-- Start of Information supplied --

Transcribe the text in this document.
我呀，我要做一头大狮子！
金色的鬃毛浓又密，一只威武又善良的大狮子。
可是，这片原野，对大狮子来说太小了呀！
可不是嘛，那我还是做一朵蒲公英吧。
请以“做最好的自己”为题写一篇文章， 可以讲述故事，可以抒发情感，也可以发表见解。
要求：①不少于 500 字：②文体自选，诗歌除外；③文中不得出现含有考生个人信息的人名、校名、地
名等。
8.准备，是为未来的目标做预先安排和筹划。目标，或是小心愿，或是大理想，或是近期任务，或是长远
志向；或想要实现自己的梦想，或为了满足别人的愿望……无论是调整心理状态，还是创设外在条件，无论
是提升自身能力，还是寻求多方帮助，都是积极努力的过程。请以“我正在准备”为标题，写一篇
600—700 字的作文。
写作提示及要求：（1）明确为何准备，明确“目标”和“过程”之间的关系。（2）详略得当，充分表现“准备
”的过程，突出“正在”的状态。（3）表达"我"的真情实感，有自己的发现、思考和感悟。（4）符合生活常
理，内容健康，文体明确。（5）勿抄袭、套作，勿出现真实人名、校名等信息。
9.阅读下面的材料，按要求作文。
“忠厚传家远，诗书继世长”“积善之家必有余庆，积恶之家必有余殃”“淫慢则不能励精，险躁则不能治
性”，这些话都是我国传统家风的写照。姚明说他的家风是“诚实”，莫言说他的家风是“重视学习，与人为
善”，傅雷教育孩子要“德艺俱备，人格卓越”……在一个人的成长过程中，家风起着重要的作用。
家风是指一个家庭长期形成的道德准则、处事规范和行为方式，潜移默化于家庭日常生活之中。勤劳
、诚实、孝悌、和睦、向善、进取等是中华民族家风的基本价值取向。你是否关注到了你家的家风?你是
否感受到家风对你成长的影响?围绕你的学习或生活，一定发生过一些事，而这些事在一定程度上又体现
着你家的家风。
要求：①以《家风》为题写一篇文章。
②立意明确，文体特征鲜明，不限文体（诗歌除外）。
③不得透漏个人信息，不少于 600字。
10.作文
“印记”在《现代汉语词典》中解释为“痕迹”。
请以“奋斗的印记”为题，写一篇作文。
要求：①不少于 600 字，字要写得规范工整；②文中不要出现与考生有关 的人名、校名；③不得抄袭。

-- End of Information supplied --

* **Work to complete**
Take the listing above and write it out again exactly.

* **The answer**
Transcribe the text in this document.
我呀，我要做一头大狮子！
金色的鬃毛浓又密，一只威武又善良的大狮子。
可是，这片原野，对大狮子来说太小了呀！
可不是嘛，那我还是做一朵蒲公英吧。
请以“做最好的自己”为题写一篇文章， 可以讲述故事，可以抒发情感，也可以发表见解。
要求：①不少于 500 字：②文体自选，诗歌除外；③文中不得出现含有考生个人信息的人名、校名、地
名等。
8.准备，是为未来的目标做预先安排和筹划。目标，或是小心愿，或是大理想，或是近期任务，或是长远
志向；或想要实现自己的梦想，或为了满足别人的愿望……无论是调整心理状态，还是创设外在条件，无论
是提升自身能力，还是寻求多方帮助，都是积极努力的过程。请以“我正在准备”为标题，写一篇
600—700 字的作文。
写作提示及要求：（1）明确为何准备，明确“目标”和“过程”之间的关系。（2）详略得当，充分表现“准备
”的过程，突出“正在”的状态。（3）表达"我"的真情实感，有自己的发现、思考和感悟。（4）符合生活常
理，内容健康，文体明确。（5）勿抄袭、套作，勿出现真实人名、校名等信息。
9.阅读下面的材料，按要求作文。
“忠厚传家远，诗书继世长”“积善之家必有余庆，积恶之家必有余殃”“淫慢则不能励精，险躁则不能治
性”，这些话都是我国传统家风的写照。姚明说他的家风是“诚实”，莫言说他的家风是“重视学习，与人为
善”，傅雷教育孩子要“德艺俱备，人格卓越”……在一个人的成长过程中，家风起着重要的作用。
家风是指一个家庭长期形成的道德准则、处事规范和行为方式，潜移默化于家庭日常生活之中。勤劳
、诚实、孝悌、和睦、向善、进取等是中华民族家风的基本价值取向。你是否关注到了你家的家风?你是
否感受到家风对你成长的影响?围绕你的学习或生活，一定发生过一些事，而这些事在一定程度上又体现
着你家的家风。
要求：①以《家风》为题写一篇文章。
②立意明确，文体特征鲜明，不限文体（诗歌除外）。
③不得透漏个人信息，不少于 600字。
10.作文
“印记”在《现代汉语词典》中解释为“痕迹”。
请以“奋斗的印记”为题，写一篇作文。
要求：①不少于 600 字，字要写得规范工整；②文中不要出现与考生有关 的人名、校名；③不得抄袭。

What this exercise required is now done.